I woke up this morning and randomly opened up the Credit Karma iPhone App (I'm kind of obsessed with having a perfect credit score). I noticed my credit score dropped a couple of points and started to investigate why. To my surprise, there were three new hard inquiries all made on January 10th (3 days ago). They listed T-Mobile, AT&T, and Citibank Best Buy.
This has never happened to me before, and I've heard many horror stories of stolen identity, so I wanted to get this resolved as quickly as possible. I did a Google search for what to do, and I didn't find anything other than calling the three big credit bureaus, Equifax, TransUnion, and Experian. I didn't want to call them yet because I wanted to do my little investigation first.
The first company I called was T-Mobile since their number showed up on my credit report. It was a bit of an awkward call but after explaining my situation they were able to direct my call to correct department. I had to give them my social, and they did a quick lookup to see if there was indeed an account. Sure enough, another Brandon Brotsky that had the same billing address ordered four phone lines with four iPhones (6s+ 128gb), they even got insurance on the phones. The representative apologized for all the trouble and proceeded to help me fix this. Apparently, I have 30 days to cancel the phone plan but since there is equipment (the almost $4,000 worth of phones) they had to go through another step to verify everything. They are getting back to me in a week, and they told me everything will be okay, and I won't be responsible for anything. They were not able to tell me what location opened the account other than that it was an in-store purchase.
The AT&T call was more awkward than T-Mobile since I didn't know what service the scammer signed up with or what service they were using. I guessed the mobile phone service and called one of AT&T's 100's of customer service lines, luckily my second choice got me talking to a representative. I explained the situation and, like T-Mobile, they were able to help me resolve the fraud. The scammer also opened up four phone lines with another four iPhones. Of course, they got the 6s+ 128gb because that is the most expensive. The representative told that there was no question in her mind that this was fraud since the phones weren't even being used and they signed up at an Apple Store that is in San Diego, about 3 hours away from my home. After passing me from person to person they told me it will be resolved, and they don't need anything else from me, and I won't be responsible for the fraud.

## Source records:
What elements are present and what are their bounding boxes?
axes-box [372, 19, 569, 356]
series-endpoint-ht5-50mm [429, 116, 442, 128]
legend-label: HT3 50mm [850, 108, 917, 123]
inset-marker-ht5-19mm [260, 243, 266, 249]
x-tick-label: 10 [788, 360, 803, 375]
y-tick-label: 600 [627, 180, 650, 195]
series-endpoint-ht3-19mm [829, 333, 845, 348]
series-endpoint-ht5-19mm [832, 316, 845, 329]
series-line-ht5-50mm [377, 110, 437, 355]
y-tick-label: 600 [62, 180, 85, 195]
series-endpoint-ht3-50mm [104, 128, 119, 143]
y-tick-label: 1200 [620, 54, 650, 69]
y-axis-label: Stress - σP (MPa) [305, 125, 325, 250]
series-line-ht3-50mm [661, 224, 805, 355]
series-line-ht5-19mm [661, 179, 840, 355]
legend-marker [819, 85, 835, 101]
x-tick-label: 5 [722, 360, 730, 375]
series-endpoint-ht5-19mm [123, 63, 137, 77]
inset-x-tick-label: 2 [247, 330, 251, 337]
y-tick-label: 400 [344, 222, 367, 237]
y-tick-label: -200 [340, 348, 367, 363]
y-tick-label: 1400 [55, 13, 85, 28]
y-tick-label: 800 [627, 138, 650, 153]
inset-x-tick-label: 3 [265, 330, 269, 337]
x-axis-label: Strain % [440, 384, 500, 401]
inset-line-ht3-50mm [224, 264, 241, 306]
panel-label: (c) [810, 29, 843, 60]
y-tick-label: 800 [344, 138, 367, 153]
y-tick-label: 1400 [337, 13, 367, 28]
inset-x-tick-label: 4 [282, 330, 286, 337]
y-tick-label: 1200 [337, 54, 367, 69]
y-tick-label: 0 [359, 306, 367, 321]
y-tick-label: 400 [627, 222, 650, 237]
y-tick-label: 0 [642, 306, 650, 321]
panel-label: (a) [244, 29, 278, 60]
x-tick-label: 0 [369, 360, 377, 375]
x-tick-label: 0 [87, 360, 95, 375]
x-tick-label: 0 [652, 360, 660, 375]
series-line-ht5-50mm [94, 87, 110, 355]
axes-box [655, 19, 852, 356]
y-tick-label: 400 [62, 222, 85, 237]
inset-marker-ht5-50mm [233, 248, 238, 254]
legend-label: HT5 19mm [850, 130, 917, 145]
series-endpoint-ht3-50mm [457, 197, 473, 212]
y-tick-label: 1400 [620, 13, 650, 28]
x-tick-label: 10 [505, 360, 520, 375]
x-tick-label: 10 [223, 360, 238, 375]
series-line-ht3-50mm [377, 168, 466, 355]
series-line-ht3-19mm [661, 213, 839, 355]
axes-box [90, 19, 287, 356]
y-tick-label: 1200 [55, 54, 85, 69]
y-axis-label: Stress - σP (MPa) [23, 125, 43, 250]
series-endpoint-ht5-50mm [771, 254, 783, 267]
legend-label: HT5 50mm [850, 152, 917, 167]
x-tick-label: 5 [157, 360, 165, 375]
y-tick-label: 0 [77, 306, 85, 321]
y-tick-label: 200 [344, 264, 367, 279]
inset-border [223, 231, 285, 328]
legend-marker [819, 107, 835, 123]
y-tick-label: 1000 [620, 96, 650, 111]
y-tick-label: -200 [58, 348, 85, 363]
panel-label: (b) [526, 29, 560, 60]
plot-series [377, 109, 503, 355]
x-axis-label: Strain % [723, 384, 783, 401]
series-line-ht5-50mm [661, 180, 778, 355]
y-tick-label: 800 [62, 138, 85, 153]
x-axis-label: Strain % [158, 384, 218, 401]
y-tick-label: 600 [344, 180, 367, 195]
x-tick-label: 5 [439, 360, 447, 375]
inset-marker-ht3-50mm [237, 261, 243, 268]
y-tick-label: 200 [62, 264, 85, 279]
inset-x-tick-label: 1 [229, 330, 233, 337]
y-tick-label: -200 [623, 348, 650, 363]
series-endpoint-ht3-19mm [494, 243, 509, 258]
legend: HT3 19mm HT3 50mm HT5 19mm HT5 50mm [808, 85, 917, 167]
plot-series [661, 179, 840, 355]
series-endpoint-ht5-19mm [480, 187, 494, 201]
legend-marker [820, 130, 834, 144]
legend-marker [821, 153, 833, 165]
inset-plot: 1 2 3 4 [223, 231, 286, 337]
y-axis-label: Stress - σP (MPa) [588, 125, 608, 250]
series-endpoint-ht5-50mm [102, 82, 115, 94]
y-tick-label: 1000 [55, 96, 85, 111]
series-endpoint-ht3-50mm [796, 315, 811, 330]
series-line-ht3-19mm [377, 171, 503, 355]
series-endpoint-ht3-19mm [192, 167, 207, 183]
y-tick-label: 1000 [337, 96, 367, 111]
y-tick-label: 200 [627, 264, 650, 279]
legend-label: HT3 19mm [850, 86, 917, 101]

## Task goal:
Answer these questions about the identity theft post:
(a) On what date were the three new hard inquiries made?
(b) How many days does the writer have to cancel the T-Mobile phone plan?
(c) Where did the scammer sign up for the AT&T service?

## Expected answer:
(a) January 10th.
(b) 30 days.
(c) At an Apple Store in San Diego, about 3 hours from the writer's home.